▸ ITEMS:
☆ ☆ ☆

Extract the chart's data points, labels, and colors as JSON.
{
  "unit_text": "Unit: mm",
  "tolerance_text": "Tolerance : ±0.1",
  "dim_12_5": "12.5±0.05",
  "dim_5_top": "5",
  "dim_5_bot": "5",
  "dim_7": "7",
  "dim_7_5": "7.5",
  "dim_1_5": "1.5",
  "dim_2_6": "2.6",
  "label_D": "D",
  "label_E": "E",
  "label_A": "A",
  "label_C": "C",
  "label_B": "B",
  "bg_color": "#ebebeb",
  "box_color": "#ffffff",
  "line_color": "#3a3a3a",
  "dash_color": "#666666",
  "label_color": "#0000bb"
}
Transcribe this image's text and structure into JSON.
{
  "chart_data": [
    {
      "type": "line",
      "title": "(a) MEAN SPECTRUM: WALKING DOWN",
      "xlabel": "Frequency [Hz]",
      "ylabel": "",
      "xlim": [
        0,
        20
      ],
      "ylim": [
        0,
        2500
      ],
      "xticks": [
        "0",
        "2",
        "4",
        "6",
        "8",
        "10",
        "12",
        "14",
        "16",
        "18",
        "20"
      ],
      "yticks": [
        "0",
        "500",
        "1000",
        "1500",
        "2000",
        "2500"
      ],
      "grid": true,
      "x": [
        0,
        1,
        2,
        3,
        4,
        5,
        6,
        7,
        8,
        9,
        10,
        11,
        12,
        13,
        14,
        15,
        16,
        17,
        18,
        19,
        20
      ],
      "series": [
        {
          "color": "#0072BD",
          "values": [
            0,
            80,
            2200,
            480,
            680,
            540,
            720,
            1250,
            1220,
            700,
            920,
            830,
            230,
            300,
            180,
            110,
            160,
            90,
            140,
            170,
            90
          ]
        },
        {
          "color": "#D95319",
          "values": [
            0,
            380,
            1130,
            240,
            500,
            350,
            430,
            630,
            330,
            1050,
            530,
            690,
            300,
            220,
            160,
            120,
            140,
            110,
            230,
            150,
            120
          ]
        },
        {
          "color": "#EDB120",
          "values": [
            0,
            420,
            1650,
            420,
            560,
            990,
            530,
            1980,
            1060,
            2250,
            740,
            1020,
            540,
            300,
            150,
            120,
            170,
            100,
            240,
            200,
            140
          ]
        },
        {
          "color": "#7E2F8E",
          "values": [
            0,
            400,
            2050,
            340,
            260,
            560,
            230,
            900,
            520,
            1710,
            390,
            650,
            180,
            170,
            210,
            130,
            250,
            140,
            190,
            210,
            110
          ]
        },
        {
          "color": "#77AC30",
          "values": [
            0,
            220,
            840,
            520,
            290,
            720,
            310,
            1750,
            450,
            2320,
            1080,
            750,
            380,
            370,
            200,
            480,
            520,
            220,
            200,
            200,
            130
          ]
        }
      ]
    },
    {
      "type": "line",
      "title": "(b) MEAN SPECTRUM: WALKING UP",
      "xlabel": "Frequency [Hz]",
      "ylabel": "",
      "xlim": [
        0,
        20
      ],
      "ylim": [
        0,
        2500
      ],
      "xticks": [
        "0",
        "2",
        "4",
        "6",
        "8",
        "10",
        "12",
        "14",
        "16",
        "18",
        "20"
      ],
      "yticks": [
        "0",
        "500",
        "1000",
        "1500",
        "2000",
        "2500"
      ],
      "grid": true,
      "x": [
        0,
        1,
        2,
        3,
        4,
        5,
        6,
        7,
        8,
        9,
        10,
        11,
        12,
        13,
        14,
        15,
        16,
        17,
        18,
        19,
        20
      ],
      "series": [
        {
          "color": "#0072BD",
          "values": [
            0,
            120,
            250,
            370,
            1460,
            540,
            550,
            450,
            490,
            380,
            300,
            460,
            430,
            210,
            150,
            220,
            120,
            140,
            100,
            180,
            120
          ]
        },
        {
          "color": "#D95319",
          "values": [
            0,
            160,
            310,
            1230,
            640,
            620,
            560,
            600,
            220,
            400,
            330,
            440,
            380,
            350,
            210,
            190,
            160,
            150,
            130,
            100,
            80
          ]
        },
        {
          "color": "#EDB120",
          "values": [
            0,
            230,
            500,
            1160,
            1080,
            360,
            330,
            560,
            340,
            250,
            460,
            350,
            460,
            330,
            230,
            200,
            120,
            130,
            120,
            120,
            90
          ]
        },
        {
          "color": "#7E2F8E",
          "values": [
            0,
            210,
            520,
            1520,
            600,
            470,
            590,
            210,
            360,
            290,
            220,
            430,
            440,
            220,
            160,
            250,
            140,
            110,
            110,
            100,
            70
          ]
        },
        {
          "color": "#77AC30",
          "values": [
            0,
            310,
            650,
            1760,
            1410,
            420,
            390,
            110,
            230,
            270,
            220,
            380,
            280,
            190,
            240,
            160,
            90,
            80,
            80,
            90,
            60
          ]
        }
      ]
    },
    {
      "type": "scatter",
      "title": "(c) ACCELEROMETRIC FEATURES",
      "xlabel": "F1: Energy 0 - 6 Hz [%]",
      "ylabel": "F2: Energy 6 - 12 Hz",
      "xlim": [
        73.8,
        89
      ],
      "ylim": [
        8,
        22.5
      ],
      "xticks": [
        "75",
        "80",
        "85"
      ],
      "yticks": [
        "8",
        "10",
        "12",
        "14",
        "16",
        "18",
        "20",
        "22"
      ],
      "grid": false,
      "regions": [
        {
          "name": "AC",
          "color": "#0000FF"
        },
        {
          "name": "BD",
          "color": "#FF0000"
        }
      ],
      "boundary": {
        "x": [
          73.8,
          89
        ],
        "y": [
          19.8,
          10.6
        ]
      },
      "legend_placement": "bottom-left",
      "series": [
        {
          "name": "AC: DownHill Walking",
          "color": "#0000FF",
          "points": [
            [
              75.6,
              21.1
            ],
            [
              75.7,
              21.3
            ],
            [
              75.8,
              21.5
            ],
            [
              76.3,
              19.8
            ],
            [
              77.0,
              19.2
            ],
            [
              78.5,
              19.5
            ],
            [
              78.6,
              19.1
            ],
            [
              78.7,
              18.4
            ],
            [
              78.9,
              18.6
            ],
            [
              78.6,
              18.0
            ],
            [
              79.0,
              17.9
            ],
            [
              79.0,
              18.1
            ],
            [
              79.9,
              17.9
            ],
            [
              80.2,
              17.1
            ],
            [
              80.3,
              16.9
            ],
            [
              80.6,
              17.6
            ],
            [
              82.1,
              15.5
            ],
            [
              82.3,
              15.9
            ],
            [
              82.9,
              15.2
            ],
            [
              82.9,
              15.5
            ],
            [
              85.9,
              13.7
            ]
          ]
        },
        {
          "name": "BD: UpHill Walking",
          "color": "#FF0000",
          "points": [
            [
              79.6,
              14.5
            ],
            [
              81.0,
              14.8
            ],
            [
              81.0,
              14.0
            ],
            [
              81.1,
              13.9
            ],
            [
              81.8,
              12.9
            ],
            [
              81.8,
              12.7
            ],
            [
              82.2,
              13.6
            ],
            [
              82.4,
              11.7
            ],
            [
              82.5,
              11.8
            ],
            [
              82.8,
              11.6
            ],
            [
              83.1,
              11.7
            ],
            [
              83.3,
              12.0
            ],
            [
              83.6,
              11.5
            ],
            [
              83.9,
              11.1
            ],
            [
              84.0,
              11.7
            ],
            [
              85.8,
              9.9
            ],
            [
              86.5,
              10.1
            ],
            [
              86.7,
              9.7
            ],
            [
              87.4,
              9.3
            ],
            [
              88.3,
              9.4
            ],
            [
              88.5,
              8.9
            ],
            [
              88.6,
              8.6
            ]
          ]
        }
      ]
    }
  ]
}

☆ ☆ ☆

▸ GIVEN TASK: Write the material out exactly, with nothing left out.

▸ RESULT FOR THIS EXERCISE:
Extract the chart's data points, labels, and colors as JSON.
{
  "unit_text": "Unit: mm",
  "tolerance_text": "Tolerance : ±0.1",
  "dim_12_5": "12.5±0.05",
  "dim_5_top": "5",
  "dim_5_bot": "5",
  "dim_7": "7",
  "dim_7_5": "7.5",
  "dim_1_5": "1.5",
  "dim_2_6": "2.6",
  "label_D": "D",
  "label_E": "E",
  "label_A": "A",
  "label_C": "C",
  "label_B": "B",
  "bg_color": "#ebebeb",
  "box_color": "#ffffff",
  "line_color": "#3a3a3a",
  "dash_color": "#666666",
  "label_color": "#0000bb"
}
Transcribe this image's text and structure into JSON.
{
  "chart_data": [
    {
      "type": "line",
      "title": "(a) MEAN SPECTRUM: WALKING DOWN",
      "xlabel": "Frequency [Hz]",
      "ylabel": "",
      "xlim": [
        0,
        20
      ],
      "ylim": [
        0,
        2500
      ],
      "xticks": [
        "0",
        "2",
        "4",
        "6",
        "8",
        "10",
        "12",
        "14",
        "16",
        "18",
        "20"
      ],
      "yticks": [
        "0",
        "500",
        "1000",
        "1500",
        "2000",
        "2500"
      ],
      "grid": true,
      "x": [
        0,
        1,
        2,
        3,
        4,
        5,
        6,
        7,
        8,
        9,
        10,
        11,
        12,
        13,
        14,
        15,
        16,
        17,
        18,
        19,
        20
      ],
      "series": [
        {
          "color": "#0072BD",
          "values": [
            0,
            80,
            2200,
            480,
            680,
            540,
            720,
            1250,
            1220,
            700,
            920,
            830,
            230,
            300,
            180,
            110,
            160,
            90,
            140,
            170,
            90
          ]
        },
        {
          "color": "#D95319",
          "values": [
            0,
            380,
            1130,
            240,
            500,
            350,
            430,
            630,
            330,
            1050,
            530,
            690,
            300,
            220,
            160,
            120,
            140,
            110,
            230,
            150,
            120
          ]
        },
        {
          "color": "#EDB120",
          "values": [
            0,
            420,
            1650,
            420,
            560,
            990,
            530,
            1980,
            1060,
            2250,
            740,
            1020,
            540,
            300,
            150,
            120,
            170,
            100,
            240,
            200,
            140
          ]
        },
        {
          "color": "#7E2F8E",
          "values": [
            0,
            400,
            2050,
            340,
            260,
            560,
            230,
            900,
            520,
            1710,
            390,
            650,
            180,
            170,
            210,
            130,
            250,
            140,
            190,
            210,
            110
          ]
        },
        {
          "color": "#77AC30",
          "values": [
            0,
            220,
            840,
            520,
            290,
            720,
            310,
            1750,
            450,
            2320,
            1080,
            750,
            380,
            370,
            200,
            480,
            520,
            220,
            200,
            200,
            130
          ]
        }
      ]
    },
    {
      "type": "line",
      "title": "(b) MEAN SPECTRUM: WALKING UP",
      "xlabel": "Frequency [Hz]",
      "ylabel": "",
      "xlim": [
        0,
        20
      ],
      "ylim": [
        0,
        2500
      ],
      "xticks": [
        "0",
        "2",
        "4",
        "6",
        "8",
        "10",
        "12",
        "14",
        "16",
        "18",
        "20"
      ],
      "yticks": [
        "0",
        "500",
        "1000",
        "1500",
        "2000",
        "2500"
      ],
      "grid": true,
      "x": [
        0,
        1,
        2,
        3,
        4,
        5,
        6,
        7,
        8,
        9,
        10,
        11,
        12,
        13,
        14,
        15,
        16,
        17,
        18,
        19,
        20
      ],
      "series": [
        {
          "color": "#0072BD",
          "values": [
            0,
            120,
            250,
            370,
            1460,
            540,
            550,
            450,
            490,
            380,
            300,
            460,
            430,
            210,
            150,
            220,
            120,
            140,
            100,
            180,
            120
          ]
        },
        {
          "color": "#D95319",
          "values": [
            0,
            160,
            310,
            1230,
            640,
            620,
            560,
            600,
            220,
            400,
            330,
            440,
            380,
            350,
            210,
            190,
            160,
            150,
            130,
            100,
            80
          ]
        },
        {
          "color": "#EDB120",
          "values": [
            0,
            230,
            500,
            1160,
            1080,
            360,
            330,
            560,
            340,
            250,
            460,
            350,
            460,
            330,
            230,
            200,
            120,
            130,
            120,
            120,
            90
          ]
        },
        {
          "color": "#7E2F8E",
          "values": [
            0,
            210,
            520,
            1520,
            600,
            470,
            590,
            210,
            360,
            290,
            220,
            430,
            440,
            220,
            160,
            250,
            140,
            110,
            110,
            100,
            70
          ]
        },
        {
          "color": "#77AC30",
          "values": [
            0,
            310,
            650,
            1760,
            1410,
            420,
            390,
            110,
            230,
            270,
            220,
            380,
            280,
            190,
            240,
            160,
            90,
            80,
            80,
            90,
            60
          ]
        }
      ]
    },
    {
      "type": "scatter",
      "title": "(c) ACCELEROMETRIC FEATURES",
      "xlabel": "F1: Energy 0 - 6 Hz [%]",
      "ylabel": "F2: Energy 6 - 12 Hz",
      "xlim": [
        73.8,
        89
      ],
      "ylim": [
        8,
        22.5
      ],
      "xticks": [
        "75",
        "80",
        "85"
      ],
      "yticks": [
        "8",
        "10",
        "12",
        "14",
        "16",
        "18",
        "20",
        "22"
      ],
      "grid": false,
      "regions": [
        {
          "name": "AC",
          "color": "#0000FF"
        },
        {
          "name": "BD",
          "color": "#FF0000"
        }
      ],
      "boundary": {
        "x": [
          73.8,
          89
        ],
        "y": [
          19.8,
          10.6
        ]
      },
      "legend_placement": "bottom-left",
      "series": [
        {
          "name": "AC: DownHill Walking",
          "color": "#0000FF",
          "points": [
            [
              75.6,
              21.1
            ],
            [
              75.7,
              21.3
            ],
            [
              75.8,
              21.5
            ],
            [
              76.3,
              19.8
            ],
            [
              77.0,
              19.2
            ],
            [
              78.5,
              19.5
            ],
            [
              78.6,
              19.1
            ],
            [
              78.7,
              18.4
            ],
            [
              78.9,
              18.6
            ],
            [
              78.6,
              18.0
            ],
            [
              79.0,
              17.9
            ],
            [
              79.0,
              18.1
            ],
            [
              79.9,
              17.9
            ],
            [
              80.2,
              17.1
            ],
            [
              80.3,
              16.9
            ],
            [
              80.6,
              17.6
            ],
            [
              82.1,
              15.5
            ],
            [
              82.3,
              15.9
            ],
            [
              82.9,
              15.2
            ],
            [
              82.9,
              15.5
            ],
            [
              85.9,
              13.7
            ]
          ]
        },
        {
          "name": "BD: UpHill Walking",
          "color": "#FF0000",
          "points": [
            [
              79.6,
              14.5
            ],
            [
              81.0,
              14.8
            ],
            [
              81.0,
              14.0
            ],
            [
              81.1,
              13.9
            ],
            [
              81.8,
              12.9
            ],
            [
              81.8,
              12.7
            ],
            [
              82.2,
              13.6
            ],
            [
              82.4,
              11.7
            ],
            [
              82.5,
              11.8
            ],
            [
              82.8,
              11.6
            ],
            [
              83.1,
              11.7
            ],
            [
              83.3,
              12.0
            ],
            [
              83.6,
              11.5
            ],
            [
              83.9,
              11.1
            ],
            [
              84.0,
              11.7
            ],
            [
              85.8,
              9.9
            ],
            [
              86.5,
              10.1
            ],
            [
              86.7,
              9.7
            ],
            [
              87.4,
              9.3
            ],
            [
              88.3,
              9.4
            ],
            [
              88.5,
              8.9
            ],
            [
              88.6,
              8.6
            ]
          ]
        }
      ]
    }
  ]
}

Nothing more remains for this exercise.